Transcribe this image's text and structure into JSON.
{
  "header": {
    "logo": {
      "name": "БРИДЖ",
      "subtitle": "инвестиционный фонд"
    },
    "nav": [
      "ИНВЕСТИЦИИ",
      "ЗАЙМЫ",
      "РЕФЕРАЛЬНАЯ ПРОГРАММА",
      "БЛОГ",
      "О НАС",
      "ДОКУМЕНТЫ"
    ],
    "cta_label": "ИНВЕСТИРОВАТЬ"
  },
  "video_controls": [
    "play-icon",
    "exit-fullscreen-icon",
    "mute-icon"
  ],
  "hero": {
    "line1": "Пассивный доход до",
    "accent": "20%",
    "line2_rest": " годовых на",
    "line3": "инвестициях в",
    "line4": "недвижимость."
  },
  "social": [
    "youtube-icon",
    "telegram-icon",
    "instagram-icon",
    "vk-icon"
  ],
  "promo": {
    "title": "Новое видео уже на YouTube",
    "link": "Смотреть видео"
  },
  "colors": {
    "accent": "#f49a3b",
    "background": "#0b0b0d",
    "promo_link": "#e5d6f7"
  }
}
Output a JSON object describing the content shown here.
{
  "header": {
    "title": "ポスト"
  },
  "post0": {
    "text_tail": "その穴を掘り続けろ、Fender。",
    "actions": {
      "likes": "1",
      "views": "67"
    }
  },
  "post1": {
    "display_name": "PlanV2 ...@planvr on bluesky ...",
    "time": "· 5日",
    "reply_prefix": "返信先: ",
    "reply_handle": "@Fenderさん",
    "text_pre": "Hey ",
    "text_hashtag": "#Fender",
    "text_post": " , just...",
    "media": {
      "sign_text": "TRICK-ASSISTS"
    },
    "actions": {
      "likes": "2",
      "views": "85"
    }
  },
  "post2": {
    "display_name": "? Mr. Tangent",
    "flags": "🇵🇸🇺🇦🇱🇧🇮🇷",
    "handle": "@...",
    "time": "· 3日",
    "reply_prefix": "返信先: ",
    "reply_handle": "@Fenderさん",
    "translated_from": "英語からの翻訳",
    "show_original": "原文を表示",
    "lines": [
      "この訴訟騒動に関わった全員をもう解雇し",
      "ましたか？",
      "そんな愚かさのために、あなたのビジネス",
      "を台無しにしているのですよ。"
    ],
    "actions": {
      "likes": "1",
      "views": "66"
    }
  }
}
━━━━━━━━━━
● WHAT THE TASK REQUIRES: Repeat all of the records above exactly as they appear.

● PROBLEM SOLUTION:
Transcribe this image's text and structure into JSON.
{
  "header": {
    "logo": {
      "name": "БРИДЖ",
      "subtitle": "инвестиционный фонд"
    },
    "nav": [
      "ИНВЕСТИЦИИ",
      "ЗАЙМЫ",
      "РЕФЕРАЛЬНАЯ ПРОГРАММА",
      "БЛОГ",
      "О НАС",
      "ДОКУМЕНТЫ"
    ],
    "cta_label": "ИНВЕСТИРОВАТЬ"
  },
  "video_controls": [
    "play-icon",
    "exit-fullscreen-icon",
    "mute-icon"
  ],
  "hero": {
    "line1": "Пассивный доход до",
    "accent": "20%",
    "line2_rest": " годовых на",
    "line3": "инвестициях в",
    "line4": "недвижимость."
  },
  "social": [
    "youtube-icon",
    "telegram-icon",
    "instagram-icon",
    "vk-icon"
  ],
  "promo": {
    "title": "Новое видео уже на YouTube",
    "link": "Смотреть видео"
  },
  "colors": {
    "accent": "#f49a3b",
    "background": "#0b0b0d",
    "promo_link": "#e5d6f7"
  }
}
Output a JSON object describing the content shown here.
{
  "header": {
    "title": "ポスト"
  },
  "post0": {
    "text_tail": "その穴を掘り続けろ、Fender。",
    "actions": {
      "likes": "1",
      "views": "67"
    }
  },
  "post1": {
    "display_name": "PlanV2 ...@planvr on bluesky ...",
    "time": "· 5日",
    "reply_prefix": "返信先: ",
    "reply_handle": "@Fenderさん",
    "text_pre": "Hey ",
    "text_hashtag": "#Fender",
    "text_post": " , just...",
    "media": {
      "sign_text": "TRICK-ASSISTS"
    },
    "actions": {
      "likes": "2",
      "views": "85"
    }
  },
  "post2": {
    "display_name": "? Mr. Tangent",
    "flags": "🇵🇸🇺🇦🇱🇧🇮🇷",
    "handle": "@...",
    "time": "· 3日",
    "reply_prefix": "返信先: ",
    "reply_handle": "@Fenderさん",
    "translated_from": "英語からの翻訳",
    "show_original": "原文を表示",
    "lines": [
      "この訴訟騒動に関わった全員をもう解雇し",
      "ましたか？",
      "そんな愚かさのために、あなたのビジネス",
      "を台無しにしているのですよ。"
    ],
    "actions": {
      "likes": "1",
      "views": "66"
    }
  }
}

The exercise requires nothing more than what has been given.